Requirement> Give the number of lines that hold the string "arrow". Nothing else is needed.

Extracted data>
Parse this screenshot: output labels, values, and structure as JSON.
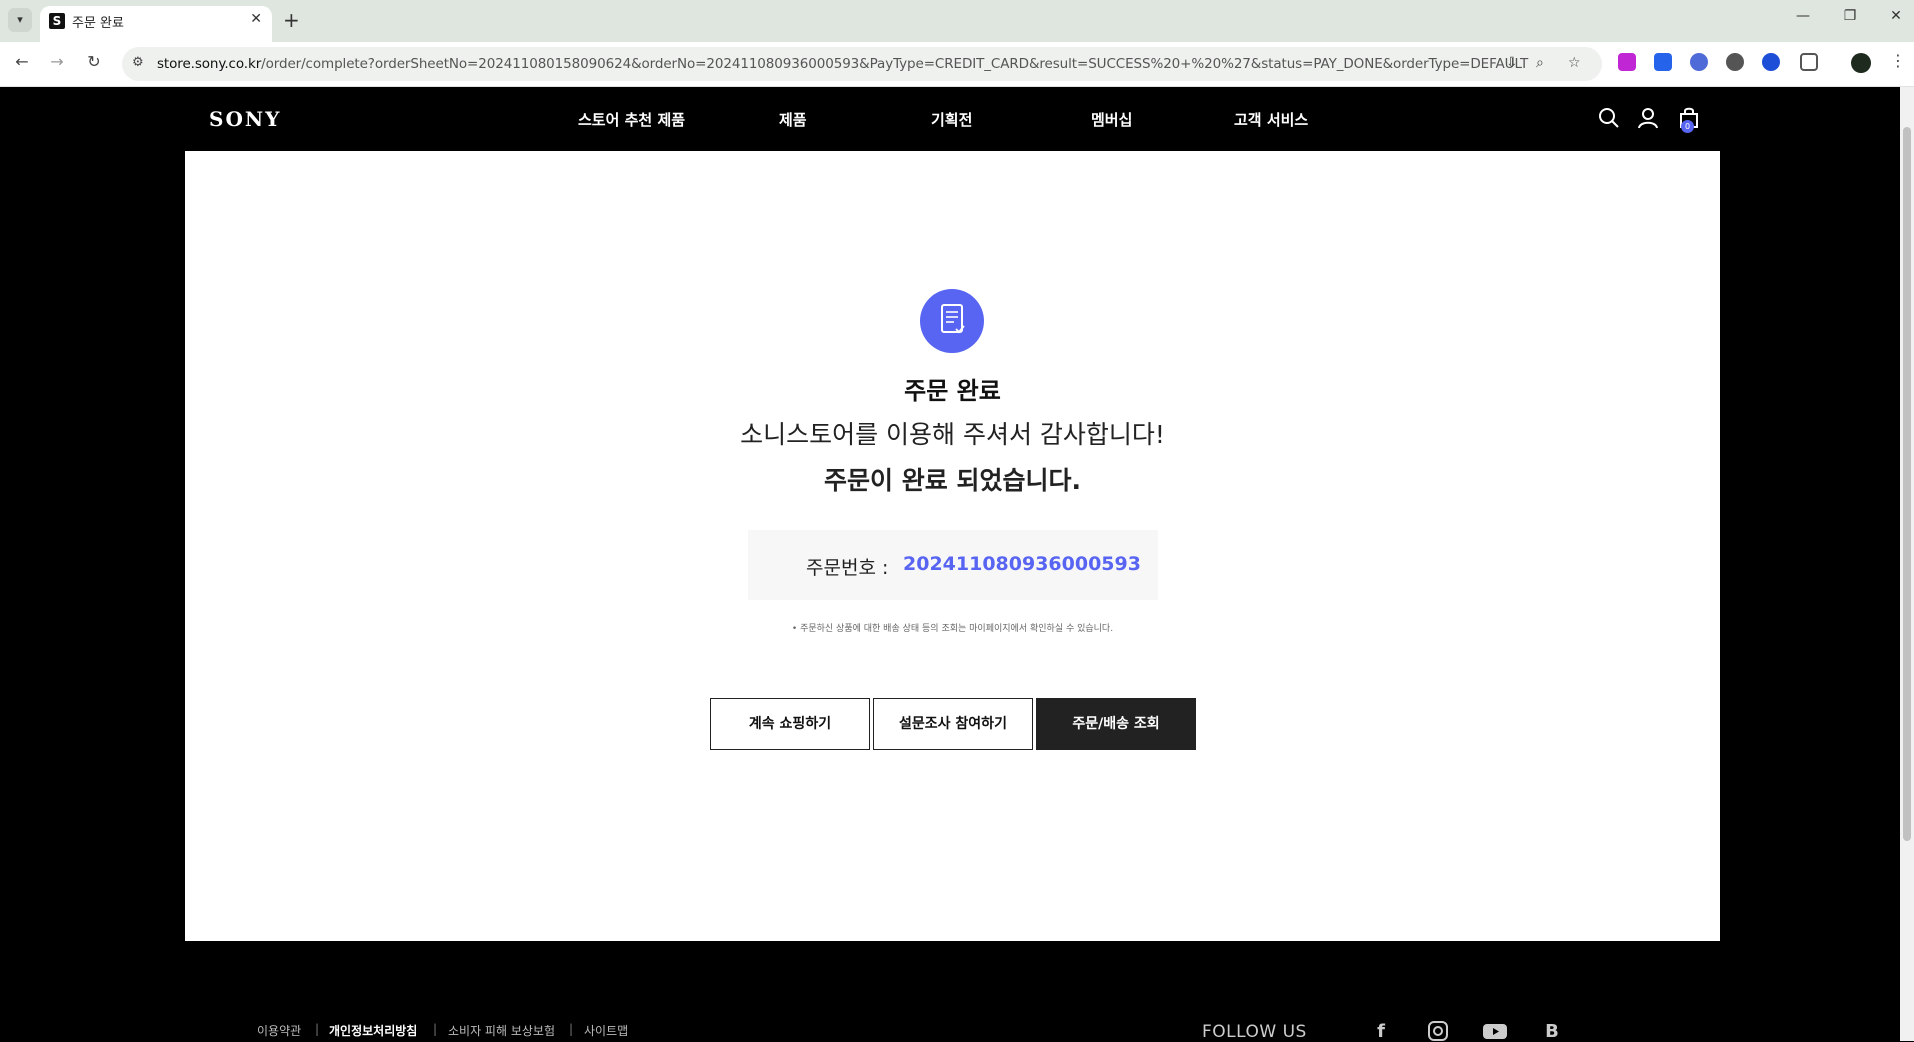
{
  "browser": {
    "tab_title": "주문 완료",
    "tab_favicon": "S",
    "url_host": "store.sony.co.kr",
    "url_path": "/order/complete?orderSheetNo=202411080158090624&orderNo=202411080936000593&PayType=CREDIT_CARD&result=SUCCESS%20+%20%27&status=PAY_DONE&orderType=DEFAULT",
    "icons": {
      "tab_list": "chevron-down-icon",
      "close": "close-icon",
      "new_tab": "plus-icon",
      "back": "arrow-left-icon",
      "forward": "arrow-right-icon",
      "reload": "reload-icon",
      "site_info": "tune-icon",
      "install": "install-icon",
      "zoom": "zoom-icon",
      "bookmark": "star-icon"
    },
    "extension_colors": [
      "#c026d3",
      "#2563eb",
      "#4f6bd8",
      "#555555",
      "#1d4ed8"
    ]
  },
  "header": {
    "logo": "SONY",
    "menu": [
      {
        "label": "스토어 추천 제품"
      },
      {
        "label": "제품"
      },
      {
        "label": "기획전"
      },
      {
        "label": "멤버십"
      },
      {
        "label": "고객 서비스"
      }
    ],
    "cart_count": "0",
    "icons": [
      "search-icon",
      "user-icon",
      "cart-icon"
    ]
  },
  "main": {
    "title": "주문 완료",
    "thanks": "소니스토어를 이용해 주셔서 감사합니다!",
    "done": "주문이 완료 되었습니다.",
    "order_label": "주문번호 :",
    "order_no": "202411080936000593",
    "notice": "• 주문하신 상품에 대한 배송 상태 등의 조회는 마이페이지에서 확인하실 수 있습니다.",
    "buttons": {
      "continue": "계속 쇼핑하기",
      "survey": "설문조사 참여하기",
      "track": "주문/배송 조회"
    },
    "accent_color": "#5865f2"
  },
  "footer": {
    "links": [
      {
        "label": "이용약관"
      },
      {
        "label": "개인정보처리방침"
      },
      {
        "label": "소비자 피해 보상보험"
      },
      {
        "label": "사이트맵"
      }
    ],
    "follow_label": "FOLLOW US",
    "social": [
      "facebook-icon",
      "instagram-icon",
      "youtube-icon",
      "blog-icon"
    ],
    "blog_glyph": "B"
  }
}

Output of the task> 2